╔══
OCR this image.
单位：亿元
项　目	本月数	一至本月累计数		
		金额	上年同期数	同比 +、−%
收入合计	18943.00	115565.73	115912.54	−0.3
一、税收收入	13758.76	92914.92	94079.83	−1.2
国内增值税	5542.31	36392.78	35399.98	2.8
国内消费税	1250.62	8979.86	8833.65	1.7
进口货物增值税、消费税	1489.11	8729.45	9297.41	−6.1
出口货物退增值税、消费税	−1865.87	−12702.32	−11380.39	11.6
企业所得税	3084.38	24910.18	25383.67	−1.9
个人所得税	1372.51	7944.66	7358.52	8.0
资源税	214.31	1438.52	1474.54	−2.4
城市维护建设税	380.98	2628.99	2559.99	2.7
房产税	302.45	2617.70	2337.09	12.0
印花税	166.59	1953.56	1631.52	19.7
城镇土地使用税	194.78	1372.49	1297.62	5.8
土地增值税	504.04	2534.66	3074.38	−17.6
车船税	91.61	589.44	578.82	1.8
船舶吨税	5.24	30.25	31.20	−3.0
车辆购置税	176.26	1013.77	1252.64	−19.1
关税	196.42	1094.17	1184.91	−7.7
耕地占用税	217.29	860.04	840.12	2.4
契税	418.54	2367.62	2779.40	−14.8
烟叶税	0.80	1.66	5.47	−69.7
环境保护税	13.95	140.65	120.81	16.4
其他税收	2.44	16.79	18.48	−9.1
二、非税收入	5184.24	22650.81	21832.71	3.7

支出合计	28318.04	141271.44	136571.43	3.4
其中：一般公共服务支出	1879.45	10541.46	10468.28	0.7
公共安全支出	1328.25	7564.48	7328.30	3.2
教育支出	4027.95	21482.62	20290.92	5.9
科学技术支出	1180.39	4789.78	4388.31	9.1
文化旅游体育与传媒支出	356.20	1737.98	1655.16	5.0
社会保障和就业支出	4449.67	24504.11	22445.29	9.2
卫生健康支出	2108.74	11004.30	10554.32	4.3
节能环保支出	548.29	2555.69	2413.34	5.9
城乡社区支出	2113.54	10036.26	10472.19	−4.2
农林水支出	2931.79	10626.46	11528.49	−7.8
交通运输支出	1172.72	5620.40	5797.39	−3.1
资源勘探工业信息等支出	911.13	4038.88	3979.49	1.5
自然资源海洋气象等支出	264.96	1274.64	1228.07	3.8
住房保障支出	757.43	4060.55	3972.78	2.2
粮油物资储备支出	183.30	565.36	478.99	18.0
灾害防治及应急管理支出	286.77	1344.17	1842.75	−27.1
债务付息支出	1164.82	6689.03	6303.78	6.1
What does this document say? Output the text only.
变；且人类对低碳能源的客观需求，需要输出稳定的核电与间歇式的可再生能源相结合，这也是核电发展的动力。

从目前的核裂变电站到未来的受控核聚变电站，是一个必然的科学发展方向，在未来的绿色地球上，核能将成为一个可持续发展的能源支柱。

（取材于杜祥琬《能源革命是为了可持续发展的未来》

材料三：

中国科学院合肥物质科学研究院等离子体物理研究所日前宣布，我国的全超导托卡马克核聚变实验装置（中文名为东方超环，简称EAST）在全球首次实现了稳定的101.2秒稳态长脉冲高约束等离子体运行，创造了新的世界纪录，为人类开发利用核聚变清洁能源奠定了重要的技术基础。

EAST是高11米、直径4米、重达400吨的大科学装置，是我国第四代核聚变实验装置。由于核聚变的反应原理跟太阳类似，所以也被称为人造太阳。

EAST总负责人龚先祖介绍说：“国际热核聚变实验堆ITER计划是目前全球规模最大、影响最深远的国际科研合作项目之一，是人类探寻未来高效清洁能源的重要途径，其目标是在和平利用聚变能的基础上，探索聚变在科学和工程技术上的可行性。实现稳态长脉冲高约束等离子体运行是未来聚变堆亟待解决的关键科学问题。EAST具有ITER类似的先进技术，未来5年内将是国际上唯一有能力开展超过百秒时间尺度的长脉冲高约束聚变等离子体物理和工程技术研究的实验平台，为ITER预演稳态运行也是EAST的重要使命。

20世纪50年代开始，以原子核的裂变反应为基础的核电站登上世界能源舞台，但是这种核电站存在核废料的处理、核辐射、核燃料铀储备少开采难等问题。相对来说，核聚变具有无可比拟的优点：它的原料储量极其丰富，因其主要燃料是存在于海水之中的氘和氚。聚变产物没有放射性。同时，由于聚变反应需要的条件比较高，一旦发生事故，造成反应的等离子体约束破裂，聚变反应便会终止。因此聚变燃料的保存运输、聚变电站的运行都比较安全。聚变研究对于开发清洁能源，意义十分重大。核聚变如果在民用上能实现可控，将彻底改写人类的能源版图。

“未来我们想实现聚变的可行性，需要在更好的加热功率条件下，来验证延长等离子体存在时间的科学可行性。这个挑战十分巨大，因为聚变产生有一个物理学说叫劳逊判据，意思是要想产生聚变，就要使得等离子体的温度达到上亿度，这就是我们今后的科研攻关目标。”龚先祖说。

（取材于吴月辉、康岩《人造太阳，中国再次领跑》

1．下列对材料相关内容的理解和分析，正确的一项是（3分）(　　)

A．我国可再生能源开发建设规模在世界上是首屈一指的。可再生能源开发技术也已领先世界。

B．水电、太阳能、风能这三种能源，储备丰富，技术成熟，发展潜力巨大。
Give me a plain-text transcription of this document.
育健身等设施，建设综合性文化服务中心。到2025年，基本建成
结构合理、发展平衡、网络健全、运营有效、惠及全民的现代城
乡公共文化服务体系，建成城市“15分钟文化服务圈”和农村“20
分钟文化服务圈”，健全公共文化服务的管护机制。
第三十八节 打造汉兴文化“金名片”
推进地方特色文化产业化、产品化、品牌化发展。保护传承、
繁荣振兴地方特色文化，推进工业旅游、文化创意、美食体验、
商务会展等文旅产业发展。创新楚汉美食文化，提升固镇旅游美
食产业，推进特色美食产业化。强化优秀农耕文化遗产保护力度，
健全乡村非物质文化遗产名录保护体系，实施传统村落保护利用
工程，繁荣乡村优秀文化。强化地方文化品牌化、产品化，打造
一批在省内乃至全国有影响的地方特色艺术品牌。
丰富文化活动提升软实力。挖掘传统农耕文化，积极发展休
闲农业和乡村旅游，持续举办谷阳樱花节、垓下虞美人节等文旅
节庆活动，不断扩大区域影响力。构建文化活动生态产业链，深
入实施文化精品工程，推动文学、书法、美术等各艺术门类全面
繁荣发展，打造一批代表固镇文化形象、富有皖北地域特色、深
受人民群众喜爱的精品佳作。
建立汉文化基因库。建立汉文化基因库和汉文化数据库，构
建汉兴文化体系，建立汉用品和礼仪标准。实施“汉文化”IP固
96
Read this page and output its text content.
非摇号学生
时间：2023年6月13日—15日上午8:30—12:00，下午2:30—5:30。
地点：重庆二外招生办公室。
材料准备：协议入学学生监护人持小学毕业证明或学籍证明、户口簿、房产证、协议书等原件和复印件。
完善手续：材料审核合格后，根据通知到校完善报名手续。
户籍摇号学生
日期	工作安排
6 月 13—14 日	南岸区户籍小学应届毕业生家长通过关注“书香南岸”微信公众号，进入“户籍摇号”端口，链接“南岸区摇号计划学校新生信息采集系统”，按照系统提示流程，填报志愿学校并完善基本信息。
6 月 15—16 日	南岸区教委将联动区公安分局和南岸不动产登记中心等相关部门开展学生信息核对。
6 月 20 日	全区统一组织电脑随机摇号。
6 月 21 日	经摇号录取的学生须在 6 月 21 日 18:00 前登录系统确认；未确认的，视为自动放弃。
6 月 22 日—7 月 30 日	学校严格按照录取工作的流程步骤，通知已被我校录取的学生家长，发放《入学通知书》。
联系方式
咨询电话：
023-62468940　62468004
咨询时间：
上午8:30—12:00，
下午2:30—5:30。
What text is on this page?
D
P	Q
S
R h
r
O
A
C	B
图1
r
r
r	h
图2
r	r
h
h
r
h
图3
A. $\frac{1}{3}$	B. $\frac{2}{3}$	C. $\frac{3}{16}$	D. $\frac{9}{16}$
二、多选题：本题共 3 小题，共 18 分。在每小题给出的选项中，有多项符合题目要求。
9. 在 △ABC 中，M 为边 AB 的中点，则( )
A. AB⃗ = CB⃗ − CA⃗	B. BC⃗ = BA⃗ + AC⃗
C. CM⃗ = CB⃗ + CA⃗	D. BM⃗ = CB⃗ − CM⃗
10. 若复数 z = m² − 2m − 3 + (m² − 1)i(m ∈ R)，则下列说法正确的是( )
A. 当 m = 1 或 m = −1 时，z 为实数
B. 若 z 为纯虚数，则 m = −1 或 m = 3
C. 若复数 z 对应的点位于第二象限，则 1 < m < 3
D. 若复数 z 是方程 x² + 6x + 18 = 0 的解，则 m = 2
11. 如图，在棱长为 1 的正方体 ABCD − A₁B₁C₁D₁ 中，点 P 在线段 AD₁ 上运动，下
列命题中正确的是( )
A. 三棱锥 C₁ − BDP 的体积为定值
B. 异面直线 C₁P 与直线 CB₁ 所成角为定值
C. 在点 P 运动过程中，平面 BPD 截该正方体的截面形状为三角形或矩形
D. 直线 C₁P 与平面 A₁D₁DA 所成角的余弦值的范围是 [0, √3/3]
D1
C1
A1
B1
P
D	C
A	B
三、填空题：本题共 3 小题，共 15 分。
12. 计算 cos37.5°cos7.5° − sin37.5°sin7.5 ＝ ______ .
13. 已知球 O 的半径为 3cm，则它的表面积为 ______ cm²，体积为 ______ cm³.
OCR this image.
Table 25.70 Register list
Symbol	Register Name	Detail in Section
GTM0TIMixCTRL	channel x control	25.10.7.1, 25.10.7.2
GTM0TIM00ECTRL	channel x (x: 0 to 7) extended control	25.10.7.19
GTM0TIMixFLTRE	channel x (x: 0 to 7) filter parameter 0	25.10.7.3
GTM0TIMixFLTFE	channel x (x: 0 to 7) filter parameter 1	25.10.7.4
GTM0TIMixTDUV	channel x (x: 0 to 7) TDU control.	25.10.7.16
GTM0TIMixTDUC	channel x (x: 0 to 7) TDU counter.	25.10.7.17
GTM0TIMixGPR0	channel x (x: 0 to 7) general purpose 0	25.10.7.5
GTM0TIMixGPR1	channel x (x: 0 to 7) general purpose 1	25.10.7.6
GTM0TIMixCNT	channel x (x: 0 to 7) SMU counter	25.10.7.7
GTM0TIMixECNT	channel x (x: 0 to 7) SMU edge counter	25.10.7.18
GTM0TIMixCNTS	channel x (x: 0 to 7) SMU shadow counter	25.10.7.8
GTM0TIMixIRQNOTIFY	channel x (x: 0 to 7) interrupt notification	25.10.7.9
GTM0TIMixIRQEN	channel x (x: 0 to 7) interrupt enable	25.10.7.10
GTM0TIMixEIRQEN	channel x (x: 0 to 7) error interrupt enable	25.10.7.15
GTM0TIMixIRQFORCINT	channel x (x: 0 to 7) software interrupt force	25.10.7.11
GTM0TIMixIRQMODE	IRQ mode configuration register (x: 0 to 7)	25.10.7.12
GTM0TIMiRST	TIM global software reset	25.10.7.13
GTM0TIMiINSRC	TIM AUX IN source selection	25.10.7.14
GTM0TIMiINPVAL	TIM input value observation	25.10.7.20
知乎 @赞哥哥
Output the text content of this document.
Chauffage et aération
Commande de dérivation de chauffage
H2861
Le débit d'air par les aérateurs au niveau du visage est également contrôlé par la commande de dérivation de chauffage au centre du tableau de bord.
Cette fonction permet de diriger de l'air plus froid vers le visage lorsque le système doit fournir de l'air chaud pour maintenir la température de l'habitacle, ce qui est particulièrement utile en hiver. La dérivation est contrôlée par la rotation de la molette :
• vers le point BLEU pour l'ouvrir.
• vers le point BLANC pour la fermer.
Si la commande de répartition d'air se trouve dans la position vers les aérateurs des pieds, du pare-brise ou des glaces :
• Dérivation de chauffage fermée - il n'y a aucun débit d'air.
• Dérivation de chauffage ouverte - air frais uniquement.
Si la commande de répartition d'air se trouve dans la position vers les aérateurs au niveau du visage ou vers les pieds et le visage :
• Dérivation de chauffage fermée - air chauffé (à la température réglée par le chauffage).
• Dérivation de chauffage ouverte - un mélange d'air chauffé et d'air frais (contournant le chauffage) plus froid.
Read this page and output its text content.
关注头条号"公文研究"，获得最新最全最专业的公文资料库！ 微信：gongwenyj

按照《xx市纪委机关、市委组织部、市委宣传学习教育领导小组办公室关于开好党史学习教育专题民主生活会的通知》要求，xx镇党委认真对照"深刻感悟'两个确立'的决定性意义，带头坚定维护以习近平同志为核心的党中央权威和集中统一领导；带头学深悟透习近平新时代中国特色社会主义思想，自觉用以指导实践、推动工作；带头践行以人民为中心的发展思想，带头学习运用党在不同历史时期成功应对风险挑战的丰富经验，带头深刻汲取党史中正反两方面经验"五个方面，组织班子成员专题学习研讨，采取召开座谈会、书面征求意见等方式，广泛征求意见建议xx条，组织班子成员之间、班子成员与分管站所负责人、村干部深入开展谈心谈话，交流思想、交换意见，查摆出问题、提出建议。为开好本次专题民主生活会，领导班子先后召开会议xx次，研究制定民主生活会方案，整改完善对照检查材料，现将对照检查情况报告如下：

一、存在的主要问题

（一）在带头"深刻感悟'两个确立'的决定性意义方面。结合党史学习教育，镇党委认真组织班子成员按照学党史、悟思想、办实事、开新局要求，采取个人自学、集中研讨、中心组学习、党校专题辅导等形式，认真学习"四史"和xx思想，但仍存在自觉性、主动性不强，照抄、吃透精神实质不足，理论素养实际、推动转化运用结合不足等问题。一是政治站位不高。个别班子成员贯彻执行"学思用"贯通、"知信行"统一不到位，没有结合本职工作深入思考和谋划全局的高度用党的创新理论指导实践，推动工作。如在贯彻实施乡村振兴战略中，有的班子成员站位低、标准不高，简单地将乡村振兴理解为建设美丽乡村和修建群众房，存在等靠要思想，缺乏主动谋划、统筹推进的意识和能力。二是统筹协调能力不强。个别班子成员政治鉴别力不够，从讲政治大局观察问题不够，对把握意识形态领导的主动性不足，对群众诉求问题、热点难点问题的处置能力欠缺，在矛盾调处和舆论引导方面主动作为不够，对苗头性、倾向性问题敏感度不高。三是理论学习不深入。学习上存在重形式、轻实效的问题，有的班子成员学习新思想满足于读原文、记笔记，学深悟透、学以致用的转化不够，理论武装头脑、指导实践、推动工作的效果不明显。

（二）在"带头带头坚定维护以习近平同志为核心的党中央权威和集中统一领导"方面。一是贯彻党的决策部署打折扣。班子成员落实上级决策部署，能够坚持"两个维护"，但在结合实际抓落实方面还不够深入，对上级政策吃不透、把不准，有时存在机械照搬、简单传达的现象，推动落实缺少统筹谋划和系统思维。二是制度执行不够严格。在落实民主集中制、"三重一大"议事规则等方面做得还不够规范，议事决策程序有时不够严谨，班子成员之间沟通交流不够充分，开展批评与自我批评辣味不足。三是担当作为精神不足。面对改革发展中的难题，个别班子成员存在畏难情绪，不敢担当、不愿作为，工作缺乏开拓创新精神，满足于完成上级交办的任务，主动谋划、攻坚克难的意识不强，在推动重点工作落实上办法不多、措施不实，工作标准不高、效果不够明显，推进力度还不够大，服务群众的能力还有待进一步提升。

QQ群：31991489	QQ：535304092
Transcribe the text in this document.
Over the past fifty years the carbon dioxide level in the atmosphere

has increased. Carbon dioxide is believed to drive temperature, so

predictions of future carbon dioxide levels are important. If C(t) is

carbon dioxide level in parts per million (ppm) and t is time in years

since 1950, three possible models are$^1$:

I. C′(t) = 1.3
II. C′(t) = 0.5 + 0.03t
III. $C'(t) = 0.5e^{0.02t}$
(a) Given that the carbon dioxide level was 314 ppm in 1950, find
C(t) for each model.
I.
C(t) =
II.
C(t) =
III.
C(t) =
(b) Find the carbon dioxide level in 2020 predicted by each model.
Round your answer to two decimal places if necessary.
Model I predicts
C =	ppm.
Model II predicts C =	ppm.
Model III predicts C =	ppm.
╚══
▶ _Problem to work on_: Identify lines with the string "position". Copy each one.

▶ _Answer to the exercise_:
Si la commande de répartition d'air se trouve dans la position vers les aérateurs des pieds, du pare-brise ou des glaces :
Si la commande de répartition d'air se trouve dans la position vers les aérateurs au niveau du visage ou vers les pieds et le visage :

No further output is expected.